## TASK:
Give every line from the entries that contains "Accidents".

+++

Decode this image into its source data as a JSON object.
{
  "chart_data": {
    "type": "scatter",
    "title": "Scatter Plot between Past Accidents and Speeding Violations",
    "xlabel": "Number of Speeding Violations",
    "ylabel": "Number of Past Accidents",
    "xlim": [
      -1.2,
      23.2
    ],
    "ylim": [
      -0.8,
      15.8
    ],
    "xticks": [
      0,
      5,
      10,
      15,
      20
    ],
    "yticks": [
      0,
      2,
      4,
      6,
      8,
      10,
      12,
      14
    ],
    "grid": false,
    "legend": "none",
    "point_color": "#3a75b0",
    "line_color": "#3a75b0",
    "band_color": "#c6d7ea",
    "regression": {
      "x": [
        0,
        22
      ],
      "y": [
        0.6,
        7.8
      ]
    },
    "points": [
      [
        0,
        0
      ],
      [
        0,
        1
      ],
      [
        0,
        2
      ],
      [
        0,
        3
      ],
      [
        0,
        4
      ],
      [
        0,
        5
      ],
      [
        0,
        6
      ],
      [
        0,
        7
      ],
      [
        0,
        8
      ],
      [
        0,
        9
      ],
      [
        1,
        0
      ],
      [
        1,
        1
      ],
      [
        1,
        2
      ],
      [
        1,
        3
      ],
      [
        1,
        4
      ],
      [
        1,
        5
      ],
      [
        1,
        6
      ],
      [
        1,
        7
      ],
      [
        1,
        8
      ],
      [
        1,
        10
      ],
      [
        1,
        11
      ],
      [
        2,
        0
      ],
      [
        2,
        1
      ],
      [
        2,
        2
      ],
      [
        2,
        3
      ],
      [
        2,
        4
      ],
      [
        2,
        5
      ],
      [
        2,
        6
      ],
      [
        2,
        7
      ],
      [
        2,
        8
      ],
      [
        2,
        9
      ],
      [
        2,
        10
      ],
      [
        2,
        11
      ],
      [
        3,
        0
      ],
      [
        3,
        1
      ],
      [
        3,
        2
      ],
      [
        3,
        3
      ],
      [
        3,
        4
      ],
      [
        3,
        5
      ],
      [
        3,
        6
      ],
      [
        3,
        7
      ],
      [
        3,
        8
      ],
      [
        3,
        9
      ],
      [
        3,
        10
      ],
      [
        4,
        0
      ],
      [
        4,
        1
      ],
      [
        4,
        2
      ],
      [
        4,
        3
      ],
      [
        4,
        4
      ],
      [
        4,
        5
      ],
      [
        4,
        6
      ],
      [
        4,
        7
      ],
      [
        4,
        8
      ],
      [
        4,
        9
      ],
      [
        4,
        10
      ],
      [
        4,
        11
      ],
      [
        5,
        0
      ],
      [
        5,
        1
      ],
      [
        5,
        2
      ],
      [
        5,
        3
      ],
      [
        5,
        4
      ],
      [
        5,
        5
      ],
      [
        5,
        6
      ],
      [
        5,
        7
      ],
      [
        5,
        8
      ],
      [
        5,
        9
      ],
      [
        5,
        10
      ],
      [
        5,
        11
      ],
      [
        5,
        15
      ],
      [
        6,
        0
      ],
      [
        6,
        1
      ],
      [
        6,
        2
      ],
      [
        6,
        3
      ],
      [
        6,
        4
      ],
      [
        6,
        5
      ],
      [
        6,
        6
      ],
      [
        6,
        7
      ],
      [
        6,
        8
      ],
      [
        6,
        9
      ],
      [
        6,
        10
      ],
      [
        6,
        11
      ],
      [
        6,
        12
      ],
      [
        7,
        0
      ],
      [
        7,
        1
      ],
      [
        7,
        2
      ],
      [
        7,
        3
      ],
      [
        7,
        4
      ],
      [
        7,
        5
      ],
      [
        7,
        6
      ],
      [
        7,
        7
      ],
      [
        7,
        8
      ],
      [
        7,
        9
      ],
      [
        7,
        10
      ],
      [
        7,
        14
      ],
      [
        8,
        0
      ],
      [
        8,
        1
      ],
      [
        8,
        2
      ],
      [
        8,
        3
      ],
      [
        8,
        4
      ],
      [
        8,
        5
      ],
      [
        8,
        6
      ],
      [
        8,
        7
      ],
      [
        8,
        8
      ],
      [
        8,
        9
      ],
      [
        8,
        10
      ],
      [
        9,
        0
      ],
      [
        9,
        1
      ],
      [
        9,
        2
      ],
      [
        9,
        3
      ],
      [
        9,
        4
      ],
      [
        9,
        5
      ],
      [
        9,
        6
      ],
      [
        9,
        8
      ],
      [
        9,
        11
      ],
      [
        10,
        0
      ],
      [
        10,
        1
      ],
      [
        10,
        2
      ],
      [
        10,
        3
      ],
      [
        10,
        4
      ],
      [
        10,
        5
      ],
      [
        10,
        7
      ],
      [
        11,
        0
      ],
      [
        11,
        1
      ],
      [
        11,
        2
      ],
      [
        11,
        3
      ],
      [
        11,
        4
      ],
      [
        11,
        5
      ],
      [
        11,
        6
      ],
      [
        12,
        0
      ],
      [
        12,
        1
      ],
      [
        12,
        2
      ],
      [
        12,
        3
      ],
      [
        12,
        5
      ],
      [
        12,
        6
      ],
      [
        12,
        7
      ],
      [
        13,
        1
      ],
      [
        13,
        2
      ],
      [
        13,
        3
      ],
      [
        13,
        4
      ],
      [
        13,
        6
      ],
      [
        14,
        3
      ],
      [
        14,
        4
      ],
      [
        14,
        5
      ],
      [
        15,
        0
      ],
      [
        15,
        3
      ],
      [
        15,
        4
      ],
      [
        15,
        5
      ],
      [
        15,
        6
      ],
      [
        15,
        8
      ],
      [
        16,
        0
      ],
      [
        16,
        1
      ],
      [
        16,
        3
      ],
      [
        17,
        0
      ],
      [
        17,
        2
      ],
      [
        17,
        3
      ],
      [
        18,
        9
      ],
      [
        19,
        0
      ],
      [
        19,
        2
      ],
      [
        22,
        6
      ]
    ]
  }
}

+++

## SOLUTION TO THE PROBLEM:
    "title": "Scatter Plot between Past Accidents and Speeding Violations",
    "ylabel": "Number of Past Accidents",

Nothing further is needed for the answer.